### [DIRECTIONS]
Copy out the lines of data below word for word, beginning at the line that contains "- field-label: Markup" and stopping after the line that contains "- section-title: Contract".

+++ MATERIAL FOR THIS EXERCISE

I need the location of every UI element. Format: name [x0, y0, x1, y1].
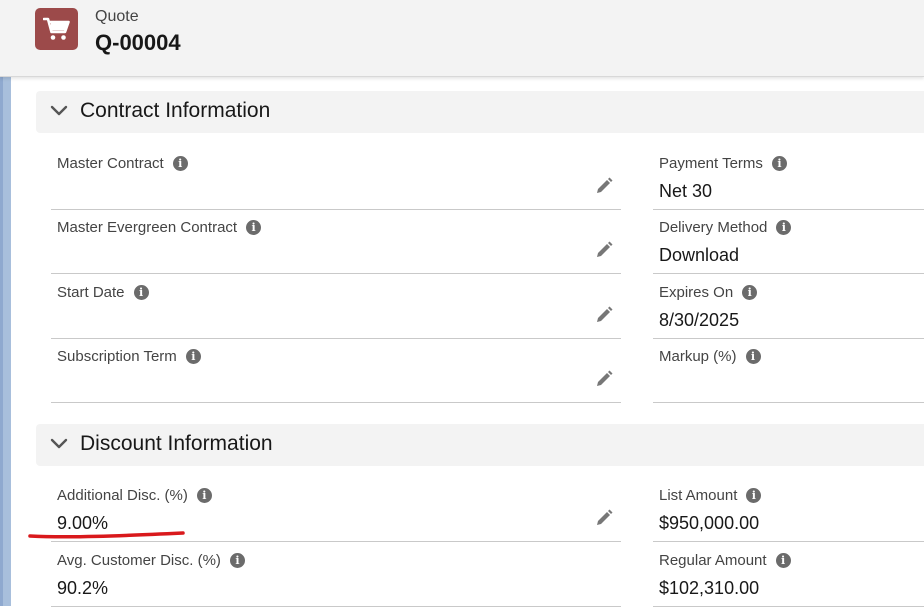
- field-label: Markup (%): [659, 348, 737, 365]
- info-icon[interactable]: i: [745, 349, 761, 364]
- edit-pencil-icon[interactable]: [595, 177, 613, 195]
- field-delivery-method: Delivery Method i Download: [653, 211, 924, 274]
- section-title: Contract Information: [80, 99, 271, 122]
- object-type-label: Quote: [95, 8, 139, 25]
- field-value: Download: [659, 245, 740, 265]
- section-title: Discount Information: [80, 432, 273, 455]
- field-label: Delivery Method: [659, 219, 768, 236]
- field-master-evergreen-contract: Master Evergreen Contract i: [51, 211, 621, 274]
- field-label: Payment Terms: [659, 155, 763, 172]
- field-label: Regular Amount: [659, 552, 767, 569]
- field-label: Avg. Customer Disc. (%): [57, 552, 221, 569]
- field-start-date: Start Date i: [51, 276, 621, 339]
- info-icon[interactable]: i: [775, 553, 791, 568]
- edit-pencil-icon[interactable]: [595, 509, 613, 527]
- info-icon[interactable]: i: [185, 349, 201, 364]
- section-header-contract-information[interactable]: Contract Information: [36, 91, 924, 133]
- field-value: $950,000.00: [659, 513, 760, 533]
- field-payment-terms: Payment Terms i Net 30: [653, 147, 924, 210]
- info-icon[interactable]: i: [172, 156, 188, 171]
- red-underline-annotation: [28, 531, 185, 539]
- field-label: Master Evergreen Contract: [57, 219, 238, 236]
- field-label: Additional Disc. (%): [57, 487, 188, 504]
- field-master-contract: Master Contract i: [51, 147, 621, 210]
- field-avg-customer-disc: Avg. Customer Disc. (%) i 90.2%: [51, 544, 621, 607]
- chevron-down-icon[interactable]: [50, 437, 68, 451]
- field-subscription-term: Subscription Term i: [51, 340, 621, 403]
- info-icon[interactable]: i: [196, 488, 212, 503]
- field-label: List Amount: [659, 487, 738, 504]
- info-icon[interactable]: i: [746, 488, 762, 503]
- info-icon[interactable]: i: [229, 553, 245, 568]
- cart-icon: [35, 8, 78, 50]
- info-icon[interactable]: i: [133, 285, 149, 300]
- edit-pencil-icon[interactable]: [595, 241, 613, 259]
- field-regular-amount: Regular Amount i $102,310.00: [653, 544, 924, 607]
- field-value: 90.2%: [57, 578, 109, 598]
- field-value: Net 30: [659, 181, 713, 201]
- info-icon[interactable]: i: [776, 220, 792, 235]
- edit-pencil-icon[interactable]: [595, 306, 613, 324]
- edit-pencil-icon[interactable]: [595, 370, 613, 388]
- field-label: Start Date: [57, 284, 125, 301]
- field-value: 8/30/2025: [659, 310, 740, 330]
- field-markup: Markup (%) i: [653, 340, 924, 403]
- info-icon[interactable]: i: [742, 285, 758, 300]
- section-header-discount-information[interactable]: Discount Information: [36, 424, 924, 466]
- field-label: Expires On: [659, 284, 734, 301]
- chevron-down-icon[interactable]: [50, 104, 68, 118]
- field-list-amount: List Amount i $950,000.00: [653, 479, 924, 542]
- info-icon[interactable]: i: [771, 156, 787, 171]
- left-background-strip: [0, 77, 11, 606]
- record-name: Q-00004: [95, 30, 181, 55]
- field-value: $102,310.00: [659, 578, 760, 598]
- record-header: Quote Q-00004: [0, 0, 924, 77]
- field-label: Subscription Term: [57, 348, 177, 365]
- field-expires-on: Expires On i 8/30/2025: [653, 276, 924, 339]
- field-label: Master Contract: [57, 155, 164, 172]
- info-icon[interactable]: i: [246, 220, 262, 235]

++++++

### [OUTPUT FOR THIS TASK]
- field-label: Markup (%): [659, 348, 737, 365]
- info-icon[interactable]: i: [745, 349, 761, 364]
- edit-pencil-icon[interactable]: [595, 177, 613, 195]
- field-delivery-method: Delivery Method i Download: [653, 211, 924, 274]
- section-title: Contract Information: [80, 99, 271, 122]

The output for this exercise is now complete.